### Task instructions:
Find "Output a JSON" in the records that follow; print that line and each subsequent line through the last one, verbatim and with nothing added.

### Material:

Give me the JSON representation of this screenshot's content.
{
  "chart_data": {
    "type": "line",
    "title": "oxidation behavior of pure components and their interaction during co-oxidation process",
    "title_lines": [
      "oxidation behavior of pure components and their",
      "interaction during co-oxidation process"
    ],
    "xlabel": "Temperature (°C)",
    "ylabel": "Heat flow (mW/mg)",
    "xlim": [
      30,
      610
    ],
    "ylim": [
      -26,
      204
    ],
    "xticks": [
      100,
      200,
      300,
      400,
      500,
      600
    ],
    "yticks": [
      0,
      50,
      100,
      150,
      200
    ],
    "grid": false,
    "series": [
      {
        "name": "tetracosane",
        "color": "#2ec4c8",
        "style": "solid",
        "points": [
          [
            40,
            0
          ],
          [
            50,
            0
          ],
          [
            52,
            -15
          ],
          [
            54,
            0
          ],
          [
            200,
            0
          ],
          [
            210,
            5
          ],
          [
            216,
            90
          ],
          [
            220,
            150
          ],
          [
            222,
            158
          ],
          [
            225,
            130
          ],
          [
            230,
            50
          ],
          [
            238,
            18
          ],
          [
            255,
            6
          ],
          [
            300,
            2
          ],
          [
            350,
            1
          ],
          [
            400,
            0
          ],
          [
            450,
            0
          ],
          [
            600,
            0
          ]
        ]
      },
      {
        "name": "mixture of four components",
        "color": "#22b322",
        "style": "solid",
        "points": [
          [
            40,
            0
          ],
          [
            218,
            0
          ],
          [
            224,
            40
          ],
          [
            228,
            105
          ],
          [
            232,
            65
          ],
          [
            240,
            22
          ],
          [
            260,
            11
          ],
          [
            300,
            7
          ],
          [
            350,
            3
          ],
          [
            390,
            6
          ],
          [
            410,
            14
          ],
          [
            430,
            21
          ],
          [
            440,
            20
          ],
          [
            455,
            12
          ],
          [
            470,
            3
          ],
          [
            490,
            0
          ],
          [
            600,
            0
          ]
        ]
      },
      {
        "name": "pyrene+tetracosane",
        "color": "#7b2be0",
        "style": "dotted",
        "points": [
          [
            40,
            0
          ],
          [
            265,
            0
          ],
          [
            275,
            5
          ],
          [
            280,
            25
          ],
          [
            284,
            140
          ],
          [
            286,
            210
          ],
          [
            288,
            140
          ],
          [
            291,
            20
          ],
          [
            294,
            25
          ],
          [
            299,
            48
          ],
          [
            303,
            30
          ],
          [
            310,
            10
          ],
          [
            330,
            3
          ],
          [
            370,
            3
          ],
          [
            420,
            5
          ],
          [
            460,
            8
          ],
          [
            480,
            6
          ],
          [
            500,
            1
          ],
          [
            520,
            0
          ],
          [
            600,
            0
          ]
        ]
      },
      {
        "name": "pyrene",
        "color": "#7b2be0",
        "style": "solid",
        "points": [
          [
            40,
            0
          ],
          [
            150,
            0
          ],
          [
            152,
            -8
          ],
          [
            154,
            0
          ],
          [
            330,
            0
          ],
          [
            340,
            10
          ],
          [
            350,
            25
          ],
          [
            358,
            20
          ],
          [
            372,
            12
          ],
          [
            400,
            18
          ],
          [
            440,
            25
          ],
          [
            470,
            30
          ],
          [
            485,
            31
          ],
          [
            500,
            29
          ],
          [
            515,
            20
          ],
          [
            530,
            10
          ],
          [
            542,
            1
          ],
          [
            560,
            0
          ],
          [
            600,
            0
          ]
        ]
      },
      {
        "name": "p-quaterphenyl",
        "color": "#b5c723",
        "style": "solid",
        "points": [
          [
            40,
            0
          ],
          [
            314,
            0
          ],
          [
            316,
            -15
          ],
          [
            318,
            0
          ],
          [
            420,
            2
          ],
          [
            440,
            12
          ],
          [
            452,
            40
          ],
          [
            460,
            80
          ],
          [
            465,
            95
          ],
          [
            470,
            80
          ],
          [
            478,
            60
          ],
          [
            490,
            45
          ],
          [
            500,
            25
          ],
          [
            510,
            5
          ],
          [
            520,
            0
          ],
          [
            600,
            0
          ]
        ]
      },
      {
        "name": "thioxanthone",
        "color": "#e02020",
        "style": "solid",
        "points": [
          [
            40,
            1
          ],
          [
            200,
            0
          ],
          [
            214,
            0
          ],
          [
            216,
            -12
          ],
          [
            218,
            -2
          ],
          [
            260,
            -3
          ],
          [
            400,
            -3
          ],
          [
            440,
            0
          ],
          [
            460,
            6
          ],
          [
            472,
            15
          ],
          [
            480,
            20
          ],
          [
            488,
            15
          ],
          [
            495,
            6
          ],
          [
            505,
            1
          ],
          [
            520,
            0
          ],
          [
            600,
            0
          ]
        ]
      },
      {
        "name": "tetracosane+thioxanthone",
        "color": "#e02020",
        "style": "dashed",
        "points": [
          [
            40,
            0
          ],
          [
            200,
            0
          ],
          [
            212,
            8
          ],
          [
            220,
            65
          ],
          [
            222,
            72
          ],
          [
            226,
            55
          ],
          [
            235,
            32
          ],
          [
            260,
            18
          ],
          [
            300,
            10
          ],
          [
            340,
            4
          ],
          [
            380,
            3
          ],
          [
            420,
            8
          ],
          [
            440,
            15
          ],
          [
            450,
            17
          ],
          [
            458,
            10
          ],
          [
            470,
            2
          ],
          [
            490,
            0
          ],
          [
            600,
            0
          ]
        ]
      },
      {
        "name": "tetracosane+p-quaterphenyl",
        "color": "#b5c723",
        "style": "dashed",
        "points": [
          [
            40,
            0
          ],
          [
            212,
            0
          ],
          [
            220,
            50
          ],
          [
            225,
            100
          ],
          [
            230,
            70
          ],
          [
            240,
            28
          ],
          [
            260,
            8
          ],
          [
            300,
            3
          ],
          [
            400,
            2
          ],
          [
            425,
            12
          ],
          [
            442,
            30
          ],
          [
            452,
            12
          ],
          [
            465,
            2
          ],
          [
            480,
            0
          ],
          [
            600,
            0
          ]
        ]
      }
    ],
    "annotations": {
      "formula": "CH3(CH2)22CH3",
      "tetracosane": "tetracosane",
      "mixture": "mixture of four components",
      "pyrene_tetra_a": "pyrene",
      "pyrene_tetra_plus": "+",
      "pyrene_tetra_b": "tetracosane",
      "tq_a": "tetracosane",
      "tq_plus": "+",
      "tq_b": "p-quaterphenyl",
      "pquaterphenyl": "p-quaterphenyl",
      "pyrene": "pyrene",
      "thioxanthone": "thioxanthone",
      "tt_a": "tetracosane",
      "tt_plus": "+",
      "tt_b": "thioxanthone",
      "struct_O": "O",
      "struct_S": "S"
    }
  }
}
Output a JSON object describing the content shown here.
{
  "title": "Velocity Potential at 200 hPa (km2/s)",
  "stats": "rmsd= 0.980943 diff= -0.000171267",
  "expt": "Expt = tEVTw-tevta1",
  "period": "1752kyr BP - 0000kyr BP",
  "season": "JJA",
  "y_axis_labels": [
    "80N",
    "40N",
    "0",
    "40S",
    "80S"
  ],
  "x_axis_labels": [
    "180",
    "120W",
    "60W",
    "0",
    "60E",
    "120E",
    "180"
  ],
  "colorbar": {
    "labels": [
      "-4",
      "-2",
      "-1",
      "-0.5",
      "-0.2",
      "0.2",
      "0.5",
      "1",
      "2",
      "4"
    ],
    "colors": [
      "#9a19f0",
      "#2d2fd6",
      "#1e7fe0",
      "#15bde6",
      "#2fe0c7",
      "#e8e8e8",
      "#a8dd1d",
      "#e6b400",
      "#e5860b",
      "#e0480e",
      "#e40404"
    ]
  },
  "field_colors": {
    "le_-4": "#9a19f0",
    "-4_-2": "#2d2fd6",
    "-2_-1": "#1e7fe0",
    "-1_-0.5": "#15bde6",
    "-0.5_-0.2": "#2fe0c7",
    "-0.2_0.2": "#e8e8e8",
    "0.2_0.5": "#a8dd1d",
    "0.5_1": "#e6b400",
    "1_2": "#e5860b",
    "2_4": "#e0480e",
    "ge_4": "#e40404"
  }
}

### Result below:
Output a JSON object describing the content shown here.
{
  "title": "Velocity Potential at 200 hPa (km2/s)",
  "stats": "rmsd= 0.980943 diff= -0.000171267",
  "expt": "Expt = tEVTw-tevta1",
  "period": "1752kyr BP - 0000kyr BP",
  "season": "JJA",
  "y_axis_labels": [
    "80N",
    "40N",
    "0",
    "40S",
    "80S"
  ],
  "x_axis_labels": [
    "180",
    "120W",
    "60W",
    "0",
    "60E",
    "120E",
    "180"
  ],
  "colorbar": {
    "labels": [
      "-4",
      "-2",
      "-1",
      "-0.5",
      "-0.2",
      "0.2",
      "0.5",
      "1",
      "2",
      "4"
    ],
    "colors": [
      "#9a19f0",
      "#2d2fd6",
      "#1e7fe0",
      "#15bde6",
      "#2fe0c7",
      "#e8e8e8",
      "#a8dd1d",
      "#e6b400",
      "#e5860b",
      "#e0480e",
      "#e40404"
    ]
  },
  "field_colors": {
    "le_-4": "#9a19f0",
    "-4_-2": "#2d2fd6",
    "-2_-1": "#1e7fe0",
    "-1_-0.5": "#15bde6",
    "-0.5_-0.2": "#2fe0c7",
    "-0.2_0.2": "#e8e8e8",
    "0.2_0.5": "#a8dd1d",
    "0.5_1": "#e6b400",
    "1_2": "#e5860b",
    "2_4": "#e0480e",
    "ge_4": "#e40404"
  }
}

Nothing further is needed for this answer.